→ **To be done**
Quote the records in full and leave their pictures out.

→ **Listing**
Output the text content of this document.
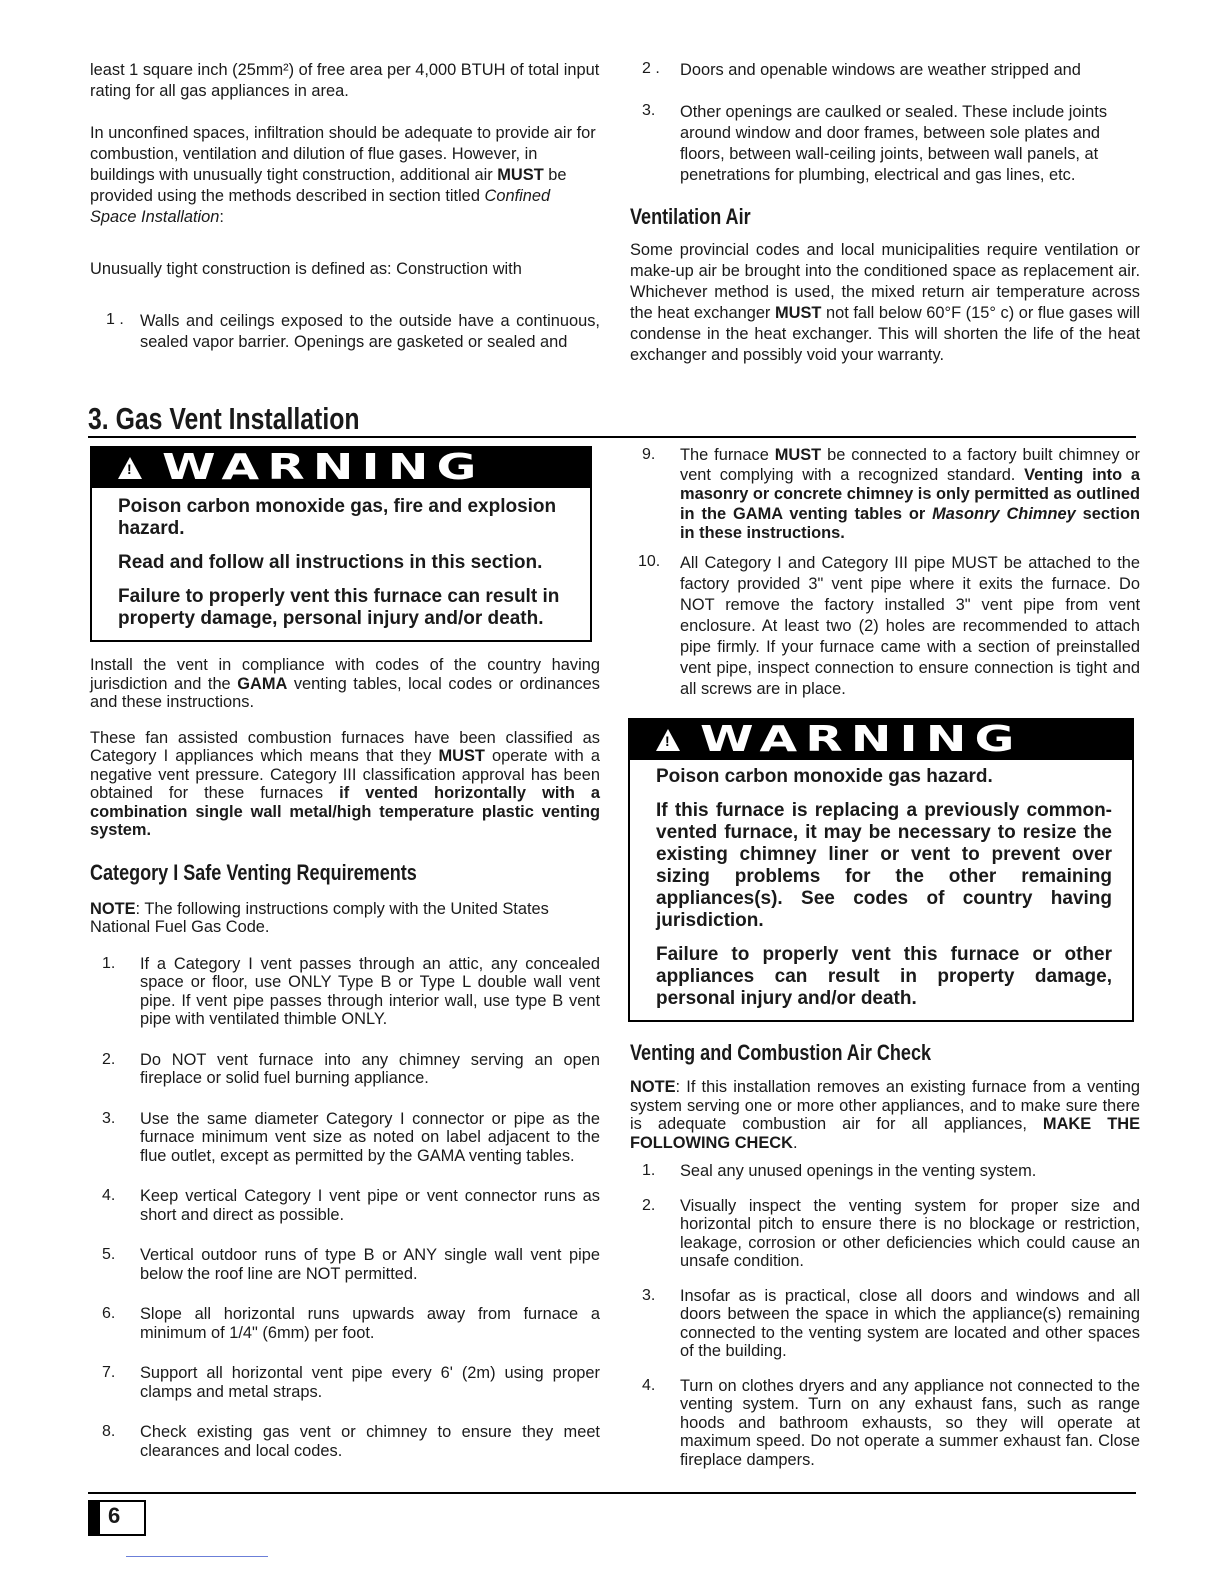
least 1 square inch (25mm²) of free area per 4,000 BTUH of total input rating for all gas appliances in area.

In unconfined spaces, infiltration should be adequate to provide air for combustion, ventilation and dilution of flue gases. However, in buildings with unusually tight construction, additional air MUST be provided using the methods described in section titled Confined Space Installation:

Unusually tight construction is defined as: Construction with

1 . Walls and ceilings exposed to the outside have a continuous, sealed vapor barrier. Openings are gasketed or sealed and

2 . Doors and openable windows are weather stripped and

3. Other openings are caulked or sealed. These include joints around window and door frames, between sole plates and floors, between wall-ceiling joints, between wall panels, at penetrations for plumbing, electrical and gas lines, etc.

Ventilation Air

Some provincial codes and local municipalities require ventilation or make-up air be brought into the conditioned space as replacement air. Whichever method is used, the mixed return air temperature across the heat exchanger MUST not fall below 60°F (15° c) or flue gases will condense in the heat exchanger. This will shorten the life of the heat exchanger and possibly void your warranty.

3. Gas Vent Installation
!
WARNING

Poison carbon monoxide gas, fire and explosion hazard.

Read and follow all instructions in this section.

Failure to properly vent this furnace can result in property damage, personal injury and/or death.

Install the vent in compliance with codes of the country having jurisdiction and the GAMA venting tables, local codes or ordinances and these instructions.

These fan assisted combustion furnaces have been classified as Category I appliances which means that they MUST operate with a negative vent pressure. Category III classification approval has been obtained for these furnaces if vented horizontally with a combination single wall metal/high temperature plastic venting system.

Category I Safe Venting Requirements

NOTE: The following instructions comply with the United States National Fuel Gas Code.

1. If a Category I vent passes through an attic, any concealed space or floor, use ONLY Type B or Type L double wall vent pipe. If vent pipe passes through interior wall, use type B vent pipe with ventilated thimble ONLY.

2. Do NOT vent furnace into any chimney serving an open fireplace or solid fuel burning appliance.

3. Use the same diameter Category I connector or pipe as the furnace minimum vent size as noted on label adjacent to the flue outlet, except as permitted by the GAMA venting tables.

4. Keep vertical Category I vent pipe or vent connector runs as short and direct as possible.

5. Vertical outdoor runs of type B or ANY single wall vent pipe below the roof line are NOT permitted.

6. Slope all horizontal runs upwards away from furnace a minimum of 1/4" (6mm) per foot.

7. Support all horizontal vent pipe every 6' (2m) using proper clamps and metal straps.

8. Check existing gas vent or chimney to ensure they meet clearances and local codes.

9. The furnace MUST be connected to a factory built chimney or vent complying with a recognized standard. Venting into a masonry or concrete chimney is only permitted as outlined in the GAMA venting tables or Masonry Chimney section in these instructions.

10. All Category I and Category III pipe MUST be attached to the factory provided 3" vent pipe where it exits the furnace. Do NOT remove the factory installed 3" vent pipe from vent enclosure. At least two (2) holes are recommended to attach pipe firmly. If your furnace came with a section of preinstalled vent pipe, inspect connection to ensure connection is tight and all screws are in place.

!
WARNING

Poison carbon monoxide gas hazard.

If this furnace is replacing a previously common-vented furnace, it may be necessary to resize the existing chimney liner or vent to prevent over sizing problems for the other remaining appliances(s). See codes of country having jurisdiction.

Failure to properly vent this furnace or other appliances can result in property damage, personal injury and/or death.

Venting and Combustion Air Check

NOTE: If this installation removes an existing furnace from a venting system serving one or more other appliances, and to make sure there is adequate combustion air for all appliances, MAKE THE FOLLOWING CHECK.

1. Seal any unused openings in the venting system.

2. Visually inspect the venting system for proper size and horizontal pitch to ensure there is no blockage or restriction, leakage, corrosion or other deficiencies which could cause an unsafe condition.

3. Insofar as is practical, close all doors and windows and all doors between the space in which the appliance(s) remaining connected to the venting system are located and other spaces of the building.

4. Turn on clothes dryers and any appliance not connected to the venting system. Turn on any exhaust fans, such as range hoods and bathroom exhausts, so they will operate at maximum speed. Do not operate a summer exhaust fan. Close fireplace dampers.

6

→ **Response to the exercise**
Output the text content of this document.
least 1 square inch (25mm²) of free area per 4,000 BTUH of total input rating for all gas appliances in area.

In unconfined spaces, infiltration should be adequate to provide air for combustion, ventilation and dilution of flue gases. However, in buildings with unusually tight construction, additional air MUST be provided using the methods described in section titled Confined Space Installation:

Unusually tight construction is defined as: Construction with

1 . Walls and ceilings exposed to the outside have a continuous, sealed vapor barrier. Openings are gasketed or sealed and

2 . Doors and openable windows are weather stripped and

3. Other openings are caulked or sealed. These include joints around window and door frames, between sole plates and floors, between wall-ceiling joints, between wall panels, at penetrations for plumbing, electrical and gas lines, etc.

Ventilation Air

Some provincial codes and local municipalities require ventilation or make-up air be brought into the conditioned space as replacement air. Whichever method is used, the mixed return air temperature across the heat exchanger MUST not fall below 60°F (15° c) or flue gases will condense in the heat exchanger. This will shorten the life of the heat exchanger and possibly void your warranty.

3. Gas Vent Installation
!
WARNING

Poison carbon monoxide gas, fire and explosion hazard.

Read and follow all instructions in this section.

Failure to properly vent this furnace can result in property damage, personal injury and/or death.

Install the vent in compliance with codes of the country having jurisdiction and the GAMA venting tables, local codes or ordinances and these instructions.

These fan assisted combustion furnaces have been classified as Category I appliances which means that they MUST operate with a negative vent pressure. Category III classification approval has been obtained for these furnaces if vented horizontally with a combination single wall metal/high temperature plastic venting system.

Category I Safe Venting Requirements

NOTE: The following instructions comply with the United States National Fuel Gas Code.

1. If a Category I vent passes through an attic, any concealed space or floor, use ONLY Type B or Type L double wall vent pipe. If vent pipe passes through interior wall, use type B vent pipe with ventilated thimble ONLY.

2. Do NOT vent furnace into any chimney serving an open fireplace or solid fuel burning appliance.

3. Use the same diameter Category I connector or pipe as the furnace minimum vent size as noted on label adjacent to the flue outlet, except as permitted by the GAMA venting tables.

4. Keep vertical Category I vent pipe or vent connector runs as short and direct as possible.

5. Vertical outdoor runs of type B or ANY single wall vent pipe below the roof line are NOT permitted.

6. Slope all horizontal runs upwards away from furnace a minimum of 1/4" (6mm) per foot.

7. Support all horizontal vent pipe every 6' (2m) using proper clamps and metal straps.

8. Check existing gas vent or chimney to ensure they meet clearances and local codes.

9. The furnace MUST be connected to a factory built chimney or vent complying with a recognized standard. Venting into a masonry or concrete chimney is only permitted as outlined in the GAMA venting tables or Masonry Chimney section in these instructions.

10. All Category I and Category III pipe MUST be attached to the factory provided 3" vent pipe where it exits the furnace. Do NOT remove the factory installed 3" vent pipe from vent enclosure. At least two (2) holes are recommended to attach pipe firmly. If your furnace came with a section of preinstalled vent pipe, inspect connection to ensure connection is tight and all screws are in place.

!
WARNING

Poison carbon monoxide gas hazard.

If this furnace is replacing a previously common-vented furnace, it may be necessary to resize the existing chimney liner or vent to prevent over sizing problems for the other remaining appliances(s). See codes of country having jurisdiction.

Failure to properly vent this furnace or other appliances can result in property damage, personal injury and/or death.

Venting and Combustion Air Check

NOTE: If this installation removes an existing furnace from a venting system serving one or more other appliances, and to make sure there is adequate combustion air for all appliances, MAKE THE FOLLOWING CHECK.

1. Seal any unused openings in the venting system.

2. Visually inspect the venting system for proper size and horizontal pitch to ensure there is no blockage or restriction, leakage, corrosion or other deficiencies which could cause an unsafe condition.

3. Insofar as is practical, close all doors and windows and all doors between the space in which the appliance(s) remaining connected to the venting system are located and other spaces of the building.

4. Turn on clothes dryers and any appliance not connected to the venting system. Turn on any exhaust fans, such as range hoods and bathroom exhausts, so they will operate at maximum speed. Do not operate a summer exhaust fan. Close fireplace dampers.

6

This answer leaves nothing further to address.